Data items

□ □ □

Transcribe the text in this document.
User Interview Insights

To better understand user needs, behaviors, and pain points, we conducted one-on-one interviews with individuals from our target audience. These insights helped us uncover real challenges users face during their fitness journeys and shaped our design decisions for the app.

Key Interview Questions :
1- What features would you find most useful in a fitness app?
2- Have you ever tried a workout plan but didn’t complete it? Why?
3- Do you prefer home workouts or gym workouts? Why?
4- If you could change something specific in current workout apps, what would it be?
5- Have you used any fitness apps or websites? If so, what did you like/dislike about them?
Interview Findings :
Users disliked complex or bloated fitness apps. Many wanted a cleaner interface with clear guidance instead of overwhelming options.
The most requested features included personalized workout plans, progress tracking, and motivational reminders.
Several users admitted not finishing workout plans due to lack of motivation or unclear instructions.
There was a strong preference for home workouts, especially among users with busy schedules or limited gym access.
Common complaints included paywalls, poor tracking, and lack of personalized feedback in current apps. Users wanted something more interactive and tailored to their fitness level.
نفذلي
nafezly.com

□ □ □

» OBJECTIVE
Reproduce the material verbatim, line by line.

» EXPECTED ANSWER
Transcribe the text in this document.
User Interview Insights

To better understand user needs, behaviors, and pain points, we conducted one-on-one interviews with individuals from our target audience. These insights helped us uncover real challenges users face during their fitness journeys and shaped our design decisions for the app.

Key Interview Questions :
1- What features would you find most useful in a fitness app?
2- Have you ever tried a workout plan but didn’t complete it? Why?
3- Do you prefer home workouts or gym workouts? Why?
4- If you could change something specific in current workout apps, what would it be?
5- Have you used any fitness apps or websites? If so, what did you like/dislike about them?
Interview Findings :
Users disliked complex or bloated fitness apps. Many wanted a cleaner interface with clear guidance instead of overwhelming options.
The most requested features included personalized workout plans, progress tracking, and motivational reminders.
Several users admitted not finishing workout plans due to lack of motivation or unclear instructions.
There was a strong preference for home workouts, especially among users with busy schedules or limited gym access.
Common complaints included paywalls, poor tracking, and lack of personalized feedback in current apps. Users wanted something more interactive and tailored to their fitness level.
نفذلي
nafezly.com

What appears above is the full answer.